Lines containing the string "Excentricidad" are to be counted. Write only how many there are.

● ● ●

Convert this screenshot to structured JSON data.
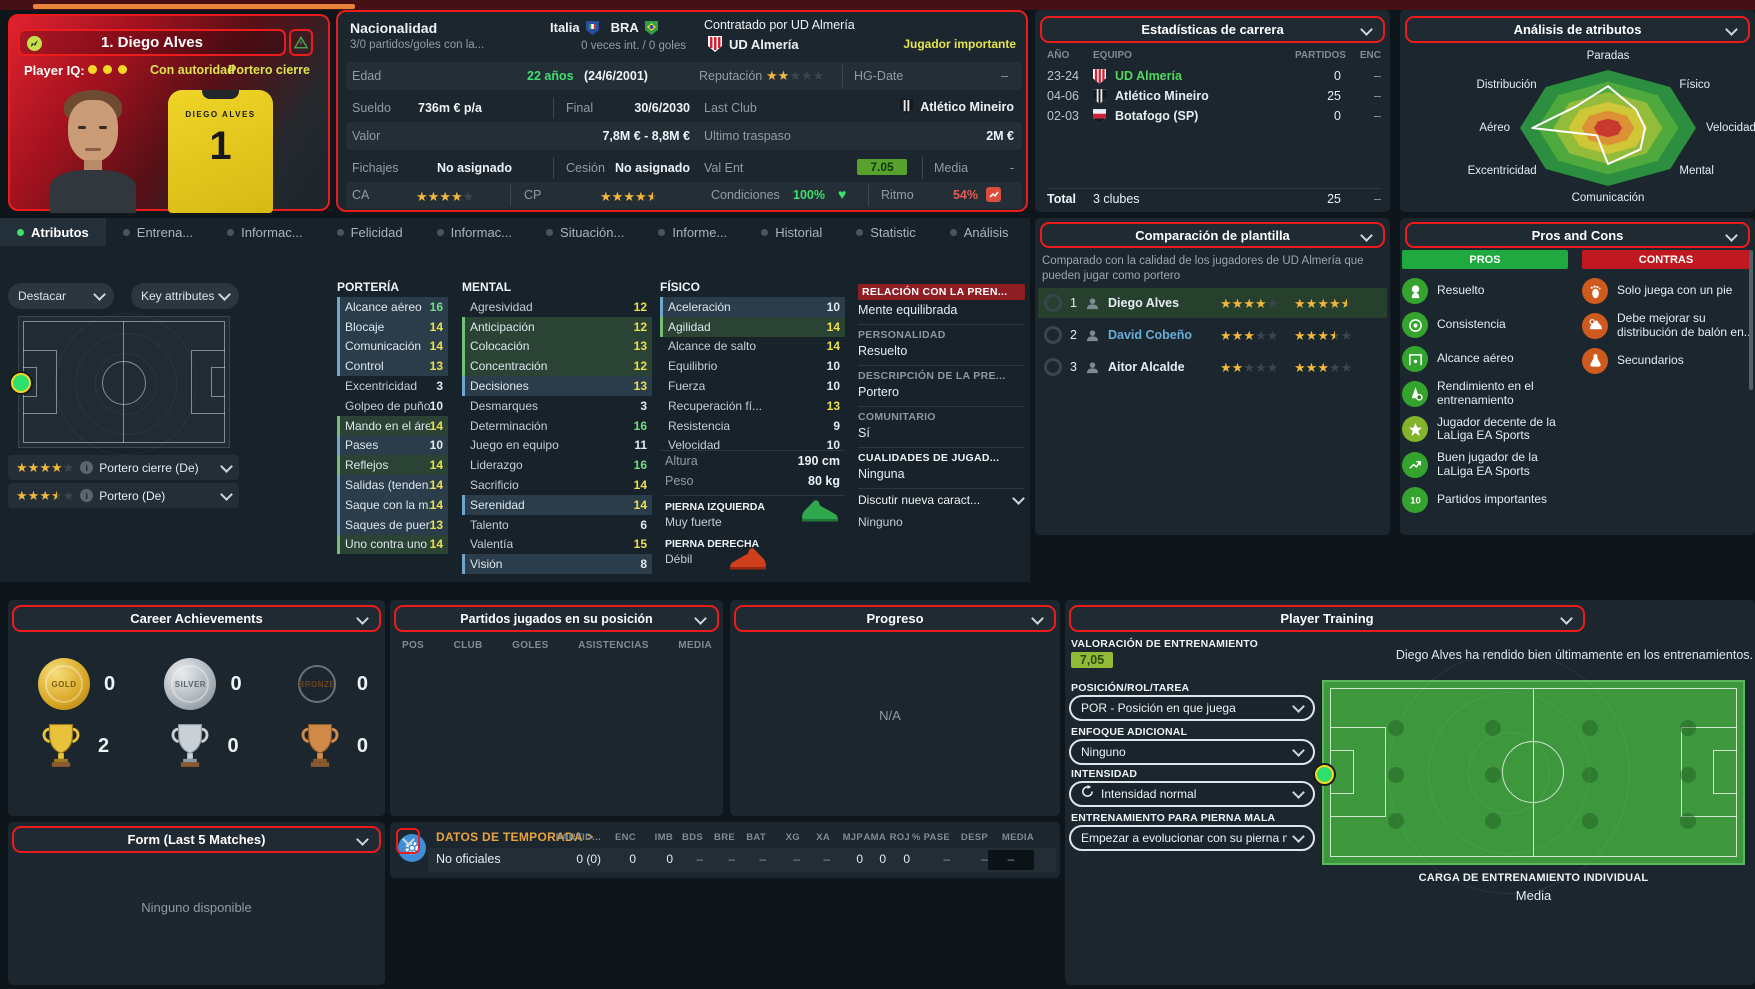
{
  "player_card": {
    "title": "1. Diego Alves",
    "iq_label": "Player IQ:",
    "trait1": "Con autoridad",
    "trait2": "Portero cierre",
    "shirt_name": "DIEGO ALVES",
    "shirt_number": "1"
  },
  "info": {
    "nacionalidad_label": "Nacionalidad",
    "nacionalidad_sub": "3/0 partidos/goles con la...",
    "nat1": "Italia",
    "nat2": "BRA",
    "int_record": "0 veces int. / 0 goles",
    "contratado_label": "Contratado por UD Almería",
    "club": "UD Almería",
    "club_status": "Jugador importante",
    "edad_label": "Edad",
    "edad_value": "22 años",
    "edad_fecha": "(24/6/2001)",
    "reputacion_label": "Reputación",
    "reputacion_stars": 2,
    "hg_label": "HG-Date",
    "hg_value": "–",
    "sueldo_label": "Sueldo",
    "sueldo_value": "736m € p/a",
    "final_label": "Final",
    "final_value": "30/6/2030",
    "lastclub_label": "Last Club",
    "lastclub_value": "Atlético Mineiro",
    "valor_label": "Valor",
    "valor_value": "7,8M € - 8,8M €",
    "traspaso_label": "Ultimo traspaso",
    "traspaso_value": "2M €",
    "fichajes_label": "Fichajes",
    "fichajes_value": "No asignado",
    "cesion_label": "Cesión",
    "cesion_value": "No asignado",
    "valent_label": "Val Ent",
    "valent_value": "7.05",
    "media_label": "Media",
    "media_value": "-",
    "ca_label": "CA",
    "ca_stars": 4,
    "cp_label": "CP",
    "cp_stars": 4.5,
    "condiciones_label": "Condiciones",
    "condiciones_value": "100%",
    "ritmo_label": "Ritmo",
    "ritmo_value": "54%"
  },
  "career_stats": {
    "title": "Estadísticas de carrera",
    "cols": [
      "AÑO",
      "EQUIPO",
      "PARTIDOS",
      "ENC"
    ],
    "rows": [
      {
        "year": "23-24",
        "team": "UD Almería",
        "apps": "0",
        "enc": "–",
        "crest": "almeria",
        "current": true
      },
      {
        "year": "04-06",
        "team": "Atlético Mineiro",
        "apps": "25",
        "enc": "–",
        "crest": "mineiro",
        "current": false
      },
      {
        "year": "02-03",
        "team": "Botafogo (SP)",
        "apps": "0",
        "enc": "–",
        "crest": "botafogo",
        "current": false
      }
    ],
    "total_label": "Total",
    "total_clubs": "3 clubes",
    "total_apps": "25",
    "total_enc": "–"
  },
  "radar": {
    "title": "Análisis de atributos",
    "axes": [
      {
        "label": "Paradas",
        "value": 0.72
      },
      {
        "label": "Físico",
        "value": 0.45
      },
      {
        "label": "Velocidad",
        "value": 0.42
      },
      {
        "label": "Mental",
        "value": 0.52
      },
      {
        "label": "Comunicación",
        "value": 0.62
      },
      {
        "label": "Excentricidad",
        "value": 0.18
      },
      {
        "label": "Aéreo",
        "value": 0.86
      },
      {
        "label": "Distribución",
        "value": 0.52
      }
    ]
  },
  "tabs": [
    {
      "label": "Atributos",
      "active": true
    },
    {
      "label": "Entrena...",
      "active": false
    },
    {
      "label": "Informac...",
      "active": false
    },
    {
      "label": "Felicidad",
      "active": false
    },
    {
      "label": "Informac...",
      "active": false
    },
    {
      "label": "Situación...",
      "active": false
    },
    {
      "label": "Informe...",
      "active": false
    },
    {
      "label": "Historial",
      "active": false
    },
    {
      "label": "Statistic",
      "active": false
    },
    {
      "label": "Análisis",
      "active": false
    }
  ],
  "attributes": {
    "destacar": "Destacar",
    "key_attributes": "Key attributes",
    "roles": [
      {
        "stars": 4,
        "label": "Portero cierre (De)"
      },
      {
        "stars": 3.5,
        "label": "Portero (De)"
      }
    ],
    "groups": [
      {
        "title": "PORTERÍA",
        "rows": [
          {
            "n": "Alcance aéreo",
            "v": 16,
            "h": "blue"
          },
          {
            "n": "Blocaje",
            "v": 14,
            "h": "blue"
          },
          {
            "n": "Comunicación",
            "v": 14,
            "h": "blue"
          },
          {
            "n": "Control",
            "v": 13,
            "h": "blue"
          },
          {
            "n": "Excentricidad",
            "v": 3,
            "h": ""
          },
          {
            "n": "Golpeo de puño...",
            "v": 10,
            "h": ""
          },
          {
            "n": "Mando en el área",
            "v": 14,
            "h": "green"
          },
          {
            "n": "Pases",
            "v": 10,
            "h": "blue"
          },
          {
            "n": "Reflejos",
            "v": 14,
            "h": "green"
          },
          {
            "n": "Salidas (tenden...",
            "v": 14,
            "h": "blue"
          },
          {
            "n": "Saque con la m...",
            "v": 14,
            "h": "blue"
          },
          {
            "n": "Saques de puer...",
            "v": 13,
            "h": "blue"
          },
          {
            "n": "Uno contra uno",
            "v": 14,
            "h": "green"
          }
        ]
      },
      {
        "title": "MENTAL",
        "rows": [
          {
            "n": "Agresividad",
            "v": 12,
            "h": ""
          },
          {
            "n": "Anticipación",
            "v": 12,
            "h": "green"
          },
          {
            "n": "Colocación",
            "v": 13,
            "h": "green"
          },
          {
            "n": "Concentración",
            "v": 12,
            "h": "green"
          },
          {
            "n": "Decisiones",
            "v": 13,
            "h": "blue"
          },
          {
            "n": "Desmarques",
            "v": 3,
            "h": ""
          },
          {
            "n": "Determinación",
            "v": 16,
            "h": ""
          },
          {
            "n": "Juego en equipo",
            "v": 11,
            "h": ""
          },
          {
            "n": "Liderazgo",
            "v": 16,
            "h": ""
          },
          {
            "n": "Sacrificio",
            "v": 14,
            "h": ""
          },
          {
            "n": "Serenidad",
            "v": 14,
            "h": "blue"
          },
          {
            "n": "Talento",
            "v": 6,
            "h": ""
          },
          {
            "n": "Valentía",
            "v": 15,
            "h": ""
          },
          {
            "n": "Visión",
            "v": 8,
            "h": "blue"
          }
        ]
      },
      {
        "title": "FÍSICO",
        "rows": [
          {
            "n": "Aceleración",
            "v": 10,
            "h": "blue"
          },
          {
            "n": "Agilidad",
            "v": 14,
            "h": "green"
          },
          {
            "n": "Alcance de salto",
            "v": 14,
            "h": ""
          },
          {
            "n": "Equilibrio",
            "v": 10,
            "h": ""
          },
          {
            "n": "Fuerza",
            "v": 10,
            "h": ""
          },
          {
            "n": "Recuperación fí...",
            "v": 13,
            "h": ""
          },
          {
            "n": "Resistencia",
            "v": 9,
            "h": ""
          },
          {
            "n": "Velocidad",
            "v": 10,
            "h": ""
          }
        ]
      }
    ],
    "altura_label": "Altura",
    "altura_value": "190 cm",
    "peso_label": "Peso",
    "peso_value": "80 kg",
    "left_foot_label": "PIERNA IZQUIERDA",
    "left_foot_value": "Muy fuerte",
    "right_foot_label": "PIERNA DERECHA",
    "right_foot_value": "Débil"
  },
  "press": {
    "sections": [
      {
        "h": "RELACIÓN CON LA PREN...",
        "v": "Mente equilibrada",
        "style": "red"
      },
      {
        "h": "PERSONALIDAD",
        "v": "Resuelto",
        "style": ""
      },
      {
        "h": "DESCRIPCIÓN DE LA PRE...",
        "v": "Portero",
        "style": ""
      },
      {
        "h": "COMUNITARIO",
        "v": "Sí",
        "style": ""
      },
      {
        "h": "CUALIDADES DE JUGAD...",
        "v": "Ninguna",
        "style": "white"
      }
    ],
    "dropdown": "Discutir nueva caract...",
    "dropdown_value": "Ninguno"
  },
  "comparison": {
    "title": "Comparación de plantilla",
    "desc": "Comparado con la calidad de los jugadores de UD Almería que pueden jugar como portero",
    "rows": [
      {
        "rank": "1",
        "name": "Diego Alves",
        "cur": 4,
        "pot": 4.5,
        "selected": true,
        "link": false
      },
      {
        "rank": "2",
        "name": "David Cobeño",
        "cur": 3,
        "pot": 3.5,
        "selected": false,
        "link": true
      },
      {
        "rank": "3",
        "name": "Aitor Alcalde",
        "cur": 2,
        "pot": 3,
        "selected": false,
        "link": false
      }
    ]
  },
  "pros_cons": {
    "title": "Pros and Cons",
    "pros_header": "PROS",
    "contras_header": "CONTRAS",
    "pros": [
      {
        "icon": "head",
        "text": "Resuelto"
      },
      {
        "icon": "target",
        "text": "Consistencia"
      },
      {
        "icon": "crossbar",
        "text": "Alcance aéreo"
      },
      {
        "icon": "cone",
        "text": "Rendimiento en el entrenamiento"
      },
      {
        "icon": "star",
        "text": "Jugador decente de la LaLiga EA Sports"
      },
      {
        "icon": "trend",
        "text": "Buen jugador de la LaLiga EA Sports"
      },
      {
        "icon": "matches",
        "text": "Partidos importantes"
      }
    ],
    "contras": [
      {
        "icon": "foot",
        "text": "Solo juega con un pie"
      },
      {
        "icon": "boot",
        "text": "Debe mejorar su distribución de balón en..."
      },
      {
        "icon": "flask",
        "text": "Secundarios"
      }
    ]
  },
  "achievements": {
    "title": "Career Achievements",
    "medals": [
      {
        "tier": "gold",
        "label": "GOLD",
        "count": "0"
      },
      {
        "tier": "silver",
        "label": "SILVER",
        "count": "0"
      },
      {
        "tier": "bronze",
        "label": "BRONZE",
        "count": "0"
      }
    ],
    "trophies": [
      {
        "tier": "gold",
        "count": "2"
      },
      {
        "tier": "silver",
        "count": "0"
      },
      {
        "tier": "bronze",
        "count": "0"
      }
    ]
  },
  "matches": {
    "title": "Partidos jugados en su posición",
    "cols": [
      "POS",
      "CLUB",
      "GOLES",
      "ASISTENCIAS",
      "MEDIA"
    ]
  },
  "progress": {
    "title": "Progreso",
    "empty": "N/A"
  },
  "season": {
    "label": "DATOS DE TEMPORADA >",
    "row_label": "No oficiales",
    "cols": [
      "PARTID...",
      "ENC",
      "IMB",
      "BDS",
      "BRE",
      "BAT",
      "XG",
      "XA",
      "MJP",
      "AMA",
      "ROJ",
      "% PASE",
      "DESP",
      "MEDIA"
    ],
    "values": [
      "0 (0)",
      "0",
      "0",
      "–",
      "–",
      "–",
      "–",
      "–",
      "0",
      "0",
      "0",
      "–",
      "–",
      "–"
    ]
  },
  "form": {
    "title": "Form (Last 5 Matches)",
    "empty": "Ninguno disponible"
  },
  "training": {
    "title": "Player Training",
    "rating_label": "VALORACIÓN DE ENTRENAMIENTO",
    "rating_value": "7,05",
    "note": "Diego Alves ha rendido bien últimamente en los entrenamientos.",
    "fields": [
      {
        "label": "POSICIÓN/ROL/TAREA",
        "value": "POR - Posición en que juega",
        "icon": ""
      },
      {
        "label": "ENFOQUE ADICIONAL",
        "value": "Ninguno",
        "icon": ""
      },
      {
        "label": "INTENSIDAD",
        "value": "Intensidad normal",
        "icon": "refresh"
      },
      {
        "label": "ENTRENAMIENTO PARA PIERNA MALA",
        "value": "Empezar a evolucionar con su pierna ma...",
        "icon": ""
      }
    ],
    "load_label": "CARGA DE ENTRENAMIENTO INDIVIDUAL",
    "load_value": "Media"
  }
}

● ● ●

* **Final answer**: 2